SOURCE MATERIAL ->
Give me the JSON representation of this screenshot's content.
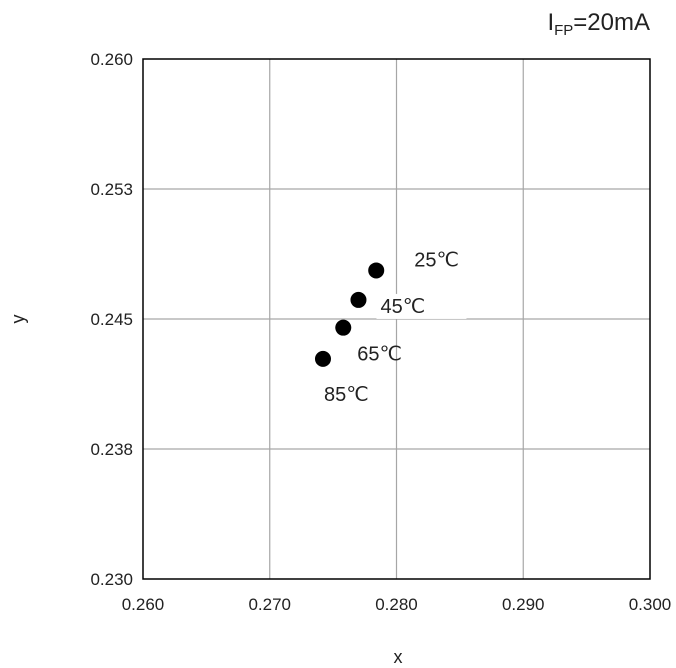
{
  "chart_data": {
    "type": "scatter",
    "title": "",
    "annotation": {
      "main": "I",
      "subscript": "FP",
      "suffix": "=20mA"
    },
    "xlabel": "x",
    "ylabel": "y",
    "xlim": [
      0.26,
      0.3
    ],
    "ylim": [
      0.23,
      0.26
    ],
    "xticks": [
      0.26,
      0.27,
      0.28,
      0.29,
      0.3
    ],
    "xtick_labels": [
      "0.260",
      "0.270",
      "0.280",
      "0.290",
      "0.300"
    ],
    "yticks": [
      0.23,
      0.2375,
      0.245,
      0.2525,
      0.26
    ],
    "ytick_labels": [
      "0.230",
      "0.238",
      "0.245",
      "0.253",
      "0.260"
    ],
    "grid": true,
    "legend": "none",
    "point_color": "#000000",
    "points": [
      {
        "x": 0.2784,
        "y": 0.2478,
        "label": "25℃"
      },
      {
        "x": 0.277,
        "y": 0.2461,
        "label": "45℃"
      },
      {
        "x": 0.2758,
        "y": 0.2445,
        "label": "65℃"
      },
      {
        "x": 0.2742,
        "y": 0.2427,
        "label": "85℃"
      }
    ]
  }
}
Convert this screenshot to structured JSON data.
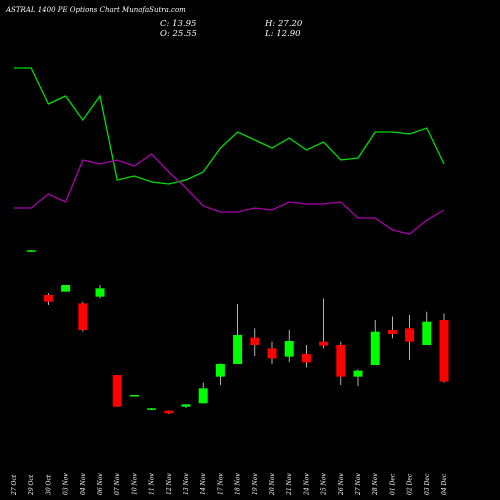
{
  "title": "ASTRAL 1400 PE Options Chart MunafaSutra.com",
  "ohlc": {
    "c": "C: 13.95",
    "h": "H: 27.20",
    "o": "O: 25.55",
    "l": "L: 12.90"
  },
  "colors": {
    "background": "#000000",
    "up": "#00ff00",
    "down": "#ff0000",
    "line_green": "#00dd00",
    "line_purple": "#aa00aa"
  },
  "chart_data": {
    "type": "candlestick",
    "categories": [
      "27 Oct",
      "29 Oct",
      "30 Oct",
      "03 Nov",
      "04 Nov",
      "06 Nov",
      "07 Nov",
      "10 Nov",
      "11 Nov",
      "12 Nov",
      "13 Nov",
      "14 Nov",
      "17 Nov",
      "18 Nov",
      "19 Nov",
      "20 Nov",
      "21 Nov",
      "24 Nov",
      "25 Nov",
      "26 Nov",
      "27 Nov",
      "28 Nov",
      "01 Dec",
      "02 Dec",
      "03 Dec",
      "04 Dec"
    ],
    "ohlc": [
      null,
      {
        "o": 66.8,
        "h": 67.0,
        "l": 66.5,
        "c": 66.9
      },
      {
        "o": 53.5,
        "h": 54.0,
        "l": 50.5,
        "c": 51.5
      },
      {
        "o": 54.5,
        "h": 56.5,
        "l": 54.5,
        "c": 56.5
      },
      {
        "o": 51.0,
        "h": 51.5,
        "l": 42.5,
        "c": 43.0
      },
      {
        "o": 53.0,
        "h": 56.5,
        "l": 52.5,
        "c": 55.5
      },
      {
        "o": 29.5,
        "h": 29.5,
        "l": 20.0,
        "c": 20.0
      },
      {
        "o": 23.5,
        "h": 23.5,
        "l": 23.2,
        "c": 23.5
      },
      {
        "o": 19.5,
        "h": 19.6,
        "l": 19.2,
        "c": 19.5
      },
      {
        "o": 18.8,
        "h": 18.8,
        "l": 17.8,
        "c": 18.0
      },
      {
        "o": 20.0,
        "h": 20.8,
        "l": 19.6,
        "c": 20.7
      },
      {
        "o": 21.0,
        "h": 27.2,
        "l": 21.0,
        "c": 25.5
      },
      {
        "o": 29.0,
        "h": 33.0,
        "l": 26.5,
        "c": 32.8
      },
      {
        "o": 32.8,
        "h": 50.8,
        "l": 32.8,
        "c": 41.5
      },
      {
        "o": 40.7,
        "h": 43.5,
        "l": 35.2,
        "c": 38.5
      },
      {
        "o": 37.5,
        "h": 39.5,
        "l": 32.8,
        "c": 34.5
      },
      {
        "o": 35.0,
        "h": 43.0,
        "l": 33.3,
        "c": 39.7
      },
      {
        "o": 35.8,
        "h": 38.5,
        "l": 31.8,
        "c": 33.3
      },
      {
        "o": 39.5,
        "h": 52.5,
        "l": 37.5,
        "c": 38.3
      },
      {
        "o": 38.5,
        "h": 39.5,
        "l": 26.5,
        "c": 29.0
      },
      {
        "o": 29.0,
        "h": 31.2,
        "l": 26.2,
        "c": 30.8
      },
      {
        "o": 32.5,
        "h": 46.0,
        "l": 32.5,
        "c": 42.5
      },
      {
        "o": 43.0,
        "h": 47.0,
        "l": 40.5,
        "c": 41.8
      },
      {
        "o": 43.5,
        "h": 47.5,
        "l": 34.0,
        "c": 39.5
      },
      {
        "o": 38.5,
        "h": 48.5,
        "l": 38.5,
        "c": 45.5
      },
      {
        "o": 46.0,
        "h": 48.0,
        "l": 27.2,
        "c": 27.5
      }
    ],
    "series": [
      {
        "values": [
          88,
          88,
          79,
          81,
          75,
          81,
          60,
          61,
          59.5,
          59,
          60,
          62,
          68,
          72,
          70,
          68,
          70.5,
          67.5,
          69.5,
          65,
          65.5,
          72,
          72,
          71.5,
          73,
          64
        ]
      },
      {
        "values": [
          53,
          53,
          56.5,
          54.5,
          65,
          64,
          65,
          63.5,
          66.5,
          62,
          58,
          53.5,
          52,
          52,
          53,
          52.5,
          54.5,
          54,
          54,
          54.5,
          50.5,
          50.5,
          47.5,
          46.5,
          50,
          52.5
        ]
      }
    ]
  }
}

PROBLEM -> Without the pictures, output the full listing exactly as it stands.

RESPONSE TO THIS EXERCISE ->
Give me the JSON representation of this screenshot's content.
{
  "chart_data": {
    "type": "scatter",
    "title": "",
    "annotation": {
      "main": "I",
      "subscript": "FP",
      "suffix": "=20mA"
    },
    "xlabel": "x",
    "ylabel": "y",
    "xlim": [
      0.26,
      0.3
    ],
    "ylim": [
      0.23,
      0.26
    ],
    "xticks": [
      0.26,
      0.27,
      0.28,
      0.29,
      0.3
    ],
    "xtick_labels": [
      "0.260",
      "0.270",
      "0.280",
      "0.290",
      "0.300"
    ],
    "yticks": [
      0.23,
      0.2375,
      0.245,
      0.2525,
      0.26
    ],
    "ytick_labels": [
      "0.230",
      "0.238",
      "0.245",
      "0.253",
      "0.260"
    ],
    "grid": true,
    "legend": "none",
    "point_color": "#000000",
    "points": [
      {
        "x": 0.2784,
        "y": 0.2478,
        "label": "25℃"
      },
      {
        "x": 0.277,
        "y": 0.2461,
        "label": "45℃"
      },
      {
        "x": 0.2758,
        "y": 0.2445,
        "label": "65℃"
      },
      {
        "x": 0.2742,
        "y": 0.2427,
        "label": "85℃"
      }
    ]
  }
}
Convert this screenshot to structured JSON data.
{
  "title": "ASTRAL 1400 PE Options Chart MunafaSutra.com",
  "ohlc": {
    "c": "C: 13.95",
    "h": "H: 27.20",
    "o": "O: 25.55",
    "l": "L: 12.90"
  },
  "colors": {
    "background": "#000000",
    "up": "#00ff00",
    "down": "#ff0000",
    "line_green": "#00dd00",
    "line_purple": "#aa00aa"
  },
  "chart_data": {
    "type": "candlestick",
    "categories": [
      "27 Oct",
      "29 Oct",
      "30 Oct",
      "03 Nov",
      "04 Nov",
      "06 Nov",
      "07 Nov",
      "10 Nov",
      "11 Nov",
      "12 Nov",
      "13 Nov",
      "14 Nov",
      "17 Nov",
      "18 Nov",
      "19 Nov",
      "20 Nov",
      "21 Nov",
      "24 Nov",
      "25 Nov",
      "26 Nov",
      "27 Nov",
      "28 Nov",
      "01 Dec",
      "02 Dec",
      "03 Dec",
      "04 Dec"
    ],
    "ohlc": [
      null,
      {
        "o": 66.8,
        "h": 67.0,
        "l": 66.5,
        "c": 66.9
      },
      {
        "o": 53.5,
        "h": 54.0,
        "l": 50.5,
        "c": 51.5
      },
      {
        "o": 54.5,
        "h": 56.5,
        "l": 54.5,
        "c": 56.5
      },
      {
        "o": 51.0,
        "h": 51.5,
        "l": 42.5,
        "c": 43.0
      },
      {
        "o": 53.0,
        "h": 56.5,
        "l": 52.5,
        "c": 55.5
      },
      {
        "o": 29.5,
        "h": 29.5,
        "l": 20.0,
        "c": 20.0
      },
      {
        "o": 23.5,
        "h": 23.5,
        "l": 23.2,
        "c": 23.5
      },
      {
        "o": 19.5,
        "h": 19.6,
        "l": 19.2,
        "c": 19.5
      },
      {
        "o": 18.8,
        "h": 18.8,
        "l": 17.8,
        "c": 18.0
      },
      {
        "o": 20.0,
        "h": 20.8,
        "l": 19.6,
        "c": 20.7
      },
      {
        "o": 21.0,
        "h": 27.2,
        "l": 21.0,
        "c": 25.5
      },
      {
        "o": 29.0,
        "h": 33.0,
        "l": 26.5,
        "c": 32.8
      },
      {
        "o": 32.8,
        "h": 50.8,
        "l": 32.8,
        "c": 41.5
      },
      {
        "o": 40.7,
        "h": 43.5,
        "l": 35.2,
        "c": 38.5
      },
      {
        "o": 37.5,
        "h": 39.5,
        "l": 32.8,
        "c": 34.5
      },
      {
        "o": 35.0,
        "h": 43.0,
        "l": 33.3,
        "c": 39.7
      },
      {
        "o": 35.8,
        "h": 38.5,
        "l": 31.8,
        "c": 33.3
      },
      {
        "o": 39.5,
        "h": 52.5,
        "l": 37.5,
        "c": 38.3
      },
      {
        "o": 38.5,
        "h": 39.5,
        "l": 26.5,
        "c": 29.0
      },
      {
        "o": 29.0,
        "h": 31.2,
        "l": 26.2,
        "c": 30.8
      },
      {
        "o": 32.5,
        "h": 46.0,
        "l": 32.5,
        "c": 42.5
      },
      {
        "o": 43.0,
        "h": 47.0,
        "l": 40.5,
        "c": 41.8
      },
      {
        "o": 43.5,
        "h": 47.5,
        "l": 34.0,
        "c": 39.5
      },
      {
        "o": 38.5,
        "h": 48.5,
        "l": 38.5,
        "c": 45.5
      },
      {
        "o": 46.0,
        "h": 48.0,
        "l": 27.2,
        "c": 27.5
      }
    ],
    "series": [
      {
        "values": [
          88,
          88,
          79,
          81,
          75,
          81,
          60,
          61,
          59.5,
          59,
          60,
          62,
          68,
          72,
          70,
          68,
          70.5,
          67.5,
          69.5,
          65,
          65.5,
          72,
          72,
          71.5,
          73,
          64
        ]
      },
      {
        "values": [
          53,
          53,
          56.5,
          54.5,
          65,
          64,
          65,
          63.5,
          66.5,
          62,
          58,
          53.5,
          52,
          52,
          53,
          52.5,
          54.5,
          54,
          54,
          54.5,
          50.5,
          50.5,
          47.5,
          46.5,
          50,
          52.5
        ]
      }
    ]
  }
}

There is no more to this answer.